■ What you should do:
Reproduce every entry exactly, without alteration.

■ Extracted data:
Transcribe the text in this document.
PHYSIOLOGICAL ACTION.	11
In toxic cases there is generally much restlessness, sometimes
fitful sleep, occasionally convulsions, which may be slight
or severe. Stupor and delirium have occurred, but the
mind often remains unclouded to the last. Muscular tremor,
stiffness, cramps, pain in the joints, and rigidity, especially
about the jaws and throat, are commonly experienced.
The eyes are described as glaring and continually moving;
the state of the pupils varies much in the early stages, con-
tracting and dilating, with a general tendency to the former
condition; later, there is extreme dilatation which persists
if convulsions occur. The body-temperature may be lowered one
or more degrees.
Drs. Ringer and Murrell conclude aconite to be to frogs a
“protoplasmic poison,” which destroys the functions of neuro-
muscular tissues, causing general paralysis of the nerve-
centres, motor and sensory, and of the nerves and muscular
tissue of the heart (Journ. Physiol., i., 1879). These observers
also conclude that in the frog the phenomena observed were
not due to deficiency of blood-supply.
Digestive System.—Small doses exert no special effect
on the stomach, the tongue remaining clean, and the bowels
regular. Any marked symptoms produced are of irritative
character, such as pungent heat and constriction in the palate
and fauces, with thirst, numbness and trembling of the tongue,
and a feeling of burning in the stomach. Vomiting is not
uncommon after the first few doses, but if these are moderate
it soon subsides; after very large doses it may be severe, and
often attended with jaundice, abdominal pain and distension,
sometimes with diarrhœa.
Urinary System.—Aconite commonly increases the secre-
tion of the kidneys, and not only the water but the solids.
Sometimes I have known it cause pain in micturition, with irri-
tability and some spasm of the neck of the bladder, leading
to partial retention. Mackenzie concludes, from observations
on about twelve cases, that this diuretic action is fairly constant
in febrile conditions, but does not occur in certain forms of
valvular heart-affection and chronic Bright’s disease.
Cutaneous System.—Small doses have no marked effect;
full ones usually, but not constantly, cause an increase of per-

■ Task solution:
Transcribe the text in this document.
PHYSIOLOGICAL ACTION.	11
In toxic cases there is generally much restlessness, sometimes
fitful sleep, occasionally convulsions, which may be slight
or severe. Stupor and delirium have occurred, but the
mind often remains unclouded to the last. Muscular tremor,
stiffness, cramps, pain in the joints, and rigidity, especially
about the jaws and throat, are commonly experienced.
The eyes are described as glaring and continually moving;
the state of the pupils varies much in the early stages, con-
tracting and dilating, with a general tendency to the former
condition; later, there is extreme dilatation which persists
if convulsions occur. The body-temperature may be lowered one
or more degrees.
Drs. Ringer and Murrell conclude aconite to be to frogs a
“protoplasmic poison,” which destroys the functions of neuro-
muscular tissues, causing general paralysis of the nerve-
centres, motor and sensory, and of the nerves and muscular
tissue of the heart (Journ. Physiol., i., 1879). These observers
also conclude that in the frog the phenomena observed were
not due to deficiency of blood-supply.
Digestive System.—Small doses exert no special effect
on the stomach, the tongue remaining clean, and the bowels
regular. Any marked symptoms produced are of irritative
character, such as pungent heat and constriction in the palate
and fauces, with thirst, numbness and trembling of the tongue,
and a feeling of burning in the stomach. Vomiting is not
uncommon after the first few doses, but if these are moderate
it soon subsides; after very large doses it may be severe, and
often attended with jaundice, abdominal pain and distension,
sometimes with diarrhœa.
Urinary System.—Aconite commonly increases the secre-
tion of the kidneys, and not only the water but the solids.
Sometimes I have known it cause pain in micturition, with irri-
tability and some spasm of the neck of the bladder, leading
to partial retention. Mackenzie concludes, from observations
on about twelve cases, that this diuretic action is fairly constant
in febrile conditions, but does not occur in certain forms of
valvular heart-affection and chronic Bright’s disease.
Cutaneous System.—Small doses have no marked effect;
full ones usually, but not constantly, cause an increase of per-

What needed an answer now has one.